**Available records**:
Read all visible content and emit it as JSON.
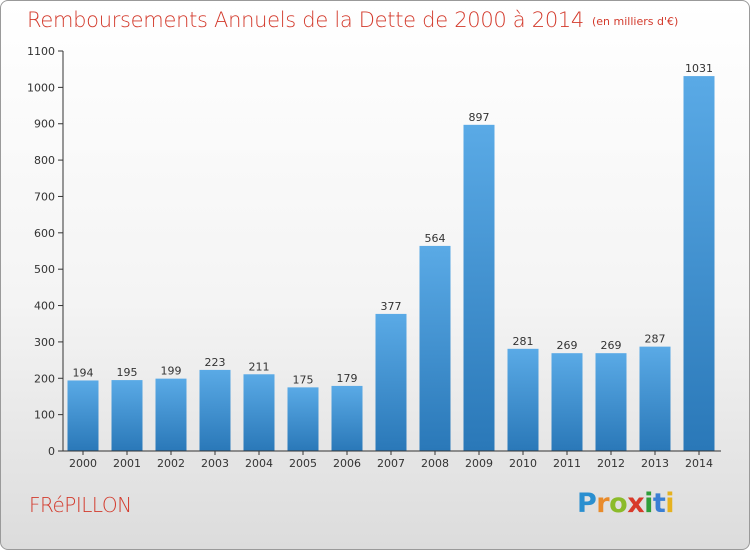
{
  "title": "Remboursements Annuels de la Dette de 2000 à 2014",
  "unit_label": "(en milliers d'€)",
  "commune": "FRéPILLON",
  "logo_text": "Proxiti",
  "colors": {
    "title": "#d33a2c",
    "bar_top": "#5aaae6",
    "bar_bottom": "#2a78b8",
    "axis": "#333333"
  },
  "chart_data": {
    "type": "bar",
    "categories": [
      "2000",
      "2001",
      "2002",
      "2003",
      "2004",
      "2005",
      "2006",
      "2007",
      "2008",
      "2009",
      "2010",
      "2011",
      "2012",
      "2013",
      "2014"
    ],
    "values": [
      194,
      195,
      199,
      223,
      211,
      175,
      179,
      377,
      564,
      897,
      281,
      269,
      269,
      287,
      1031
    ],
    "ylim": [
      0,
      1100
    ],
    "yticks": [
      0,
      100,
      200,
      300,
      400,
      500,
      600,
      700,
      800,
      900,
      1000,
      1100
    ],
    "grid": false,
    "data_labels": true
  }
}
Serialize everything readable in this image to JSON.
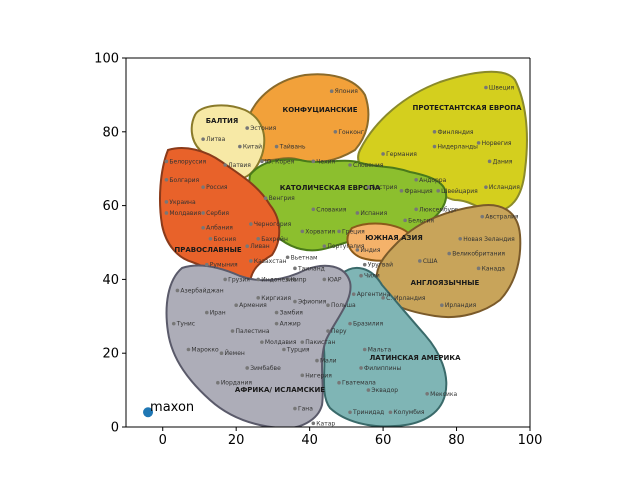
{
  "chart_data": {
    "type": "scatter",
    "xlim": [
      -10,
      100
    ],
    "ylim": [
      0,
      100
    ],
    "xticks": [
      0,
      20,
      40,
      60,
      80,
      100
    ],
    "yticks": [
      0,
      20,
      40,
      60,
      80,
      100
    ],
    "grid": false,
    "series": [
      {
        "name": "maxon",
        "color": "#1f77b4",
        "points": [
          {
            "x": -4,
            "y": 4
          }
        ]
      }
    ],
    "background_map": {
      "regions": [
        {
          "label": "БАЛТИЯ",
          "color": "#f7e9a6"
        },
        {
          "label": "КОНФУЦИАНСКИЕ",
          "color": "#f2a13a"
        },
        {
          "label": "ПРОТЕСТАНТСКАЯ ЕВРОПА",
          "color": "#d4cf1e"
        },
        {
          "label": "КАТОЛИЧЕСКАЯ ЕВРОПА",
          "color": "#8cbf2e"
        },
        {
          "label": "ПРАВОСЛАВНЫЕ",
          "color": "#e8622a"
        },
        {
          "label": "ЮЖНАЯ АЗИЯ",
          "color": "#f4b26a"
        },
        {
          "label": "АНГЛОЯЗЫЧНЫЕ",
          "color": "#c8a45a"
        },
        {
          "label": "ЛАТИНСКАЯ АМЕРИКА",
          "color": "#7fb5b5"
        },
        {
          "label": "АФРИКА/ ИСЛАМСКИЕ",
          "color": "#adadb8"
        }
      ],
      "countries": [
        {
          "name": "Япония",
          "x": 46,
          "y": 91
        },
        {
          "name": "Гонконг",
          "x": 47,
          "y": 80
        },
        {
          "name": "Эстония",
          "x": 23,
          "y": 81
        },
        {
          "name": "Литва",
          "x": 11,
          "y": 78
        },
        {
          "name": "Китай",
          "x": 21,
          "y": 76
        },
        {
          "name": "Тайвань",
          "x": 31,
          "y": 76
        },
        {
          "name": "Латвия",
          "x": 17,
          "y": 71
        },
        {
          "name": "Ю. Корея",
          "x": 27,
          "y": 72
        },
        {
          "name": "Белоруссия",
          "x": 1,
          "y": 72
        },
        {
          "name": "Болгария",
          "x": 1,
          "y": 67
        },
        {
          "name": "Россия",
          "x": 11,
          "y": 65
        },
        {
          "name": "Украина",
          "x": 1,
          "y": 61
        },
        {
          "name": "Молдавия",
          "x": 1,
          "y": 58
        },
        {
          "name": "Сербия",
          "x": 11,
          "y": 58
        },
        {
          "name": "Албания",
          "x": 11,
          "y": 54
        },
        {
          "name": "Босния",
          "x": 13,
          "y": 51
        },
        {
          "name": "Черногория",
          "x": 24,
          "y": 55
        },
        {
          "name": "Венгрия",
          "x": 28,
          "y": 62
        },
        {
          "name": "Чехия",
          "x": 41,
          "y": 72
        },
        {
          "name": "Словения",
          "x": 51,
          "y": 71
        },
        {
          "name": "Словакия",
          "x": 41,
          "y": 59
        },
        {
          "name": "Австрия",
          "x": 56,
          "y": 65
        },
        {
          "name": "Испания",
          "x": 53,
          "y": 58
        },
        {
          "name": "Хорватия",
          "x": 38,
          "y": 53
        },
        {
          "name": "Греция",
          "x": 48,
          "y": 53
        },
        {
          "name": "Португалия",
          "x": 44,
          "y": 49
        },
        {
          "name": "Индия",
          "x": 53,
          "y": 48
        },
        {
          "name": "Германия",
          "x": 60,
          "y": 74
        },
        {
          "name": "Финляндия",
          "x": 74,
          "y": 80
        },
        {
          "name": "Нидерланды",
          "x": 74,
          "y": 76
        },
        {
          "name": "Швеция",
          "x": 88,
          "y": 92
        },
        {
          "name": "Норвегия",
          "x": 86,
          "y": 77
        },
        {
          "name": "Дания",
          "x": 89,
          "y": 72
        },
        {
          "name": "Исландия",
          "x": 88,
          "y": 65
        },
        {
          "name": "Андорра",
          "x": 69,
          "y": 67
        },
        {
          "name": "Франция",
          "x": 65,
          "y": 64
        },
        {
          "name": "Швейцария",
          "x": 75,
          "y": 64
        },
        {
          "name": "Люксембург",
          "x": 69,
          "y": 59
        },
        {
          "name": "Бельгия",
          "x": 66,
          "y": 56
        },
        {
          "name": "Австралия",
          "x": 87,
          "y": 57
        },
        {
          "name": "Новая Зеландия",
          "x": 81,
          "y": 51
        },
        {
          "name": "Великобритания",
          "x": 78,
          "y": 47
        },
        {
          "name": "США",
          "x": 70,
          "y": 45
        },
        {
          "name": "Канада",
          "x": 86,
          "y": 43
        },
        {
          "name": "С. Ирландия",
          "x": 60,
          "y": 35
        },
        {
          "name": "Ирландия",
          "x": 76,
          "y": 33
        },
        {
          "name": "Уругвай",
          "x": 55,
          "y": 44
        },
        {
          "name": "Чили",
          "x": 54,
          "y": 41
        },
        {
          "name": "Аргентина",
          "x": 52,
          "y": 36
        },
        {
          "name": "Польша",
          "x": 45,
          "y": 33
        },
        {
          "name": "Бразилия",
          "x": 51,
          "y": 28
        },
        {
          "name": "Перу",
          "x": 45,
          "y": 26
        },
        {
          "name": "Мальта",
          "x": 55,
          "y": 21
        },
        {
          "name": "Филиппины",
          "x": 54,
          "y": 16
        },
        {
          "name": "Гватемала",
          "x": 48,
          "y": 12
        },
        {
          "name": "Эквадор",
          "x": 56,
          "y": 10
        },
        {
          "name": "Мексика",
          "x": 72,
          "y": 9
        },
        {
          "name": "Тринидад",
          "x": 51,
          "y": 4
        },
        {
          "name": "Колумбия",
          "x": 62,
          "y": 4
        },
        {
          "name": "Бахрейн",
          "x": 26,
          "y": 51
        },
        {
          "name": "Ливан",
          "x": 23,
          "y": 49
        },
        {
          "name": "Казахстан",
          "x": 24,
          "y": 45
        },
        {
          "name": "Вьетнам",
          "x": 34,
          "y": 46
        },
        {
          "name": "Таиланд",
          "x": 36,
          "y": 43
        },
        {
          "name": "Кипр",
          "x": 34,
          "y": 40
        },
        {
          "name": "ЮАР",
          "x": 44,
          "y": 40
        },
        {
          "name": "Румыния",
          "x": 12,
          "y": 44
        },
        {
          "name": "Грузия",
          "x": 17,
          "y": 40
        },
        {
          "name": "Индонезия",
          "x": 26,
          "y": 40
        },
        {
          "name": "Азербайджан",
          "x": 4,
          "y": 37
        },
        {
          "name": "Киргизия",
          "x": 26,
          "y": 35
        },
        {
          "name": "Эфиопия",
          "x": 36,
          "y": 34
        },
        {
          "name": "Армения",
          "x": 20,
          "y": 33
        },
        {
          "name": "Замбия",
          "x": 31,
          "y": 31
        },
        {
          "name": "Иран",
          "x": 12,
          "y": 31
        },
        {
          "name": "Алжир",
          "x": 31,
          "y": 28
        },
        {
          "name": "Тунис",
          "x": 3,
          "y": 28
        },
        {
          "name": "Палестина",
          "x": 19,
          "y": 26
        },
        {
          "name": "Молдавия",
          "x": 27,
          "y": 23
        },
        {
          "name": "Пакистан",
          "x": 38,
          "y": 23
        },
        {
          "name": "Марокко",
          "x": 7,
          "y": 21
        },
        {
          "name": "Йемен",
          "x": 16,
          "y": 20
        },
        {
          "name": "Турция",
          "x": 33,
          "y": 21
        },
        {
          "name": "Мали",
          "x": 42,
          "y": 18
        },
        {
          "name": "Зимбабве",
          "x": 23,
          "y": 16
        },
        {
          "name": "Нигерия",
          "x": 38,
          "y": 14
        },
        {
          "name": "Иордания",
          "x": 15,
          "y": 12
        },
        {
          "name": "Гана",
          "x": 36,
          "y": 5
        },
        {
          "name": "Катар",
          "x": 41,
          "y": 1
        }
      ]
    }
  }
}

**Problem statement**:
Search the entries for the word "title" and gather every line where it appears.

**Reply to the exercise**:
  "title": "Remboursements Annuels de la Dette de 2000 à 2014",
    "title": "#d33a2c",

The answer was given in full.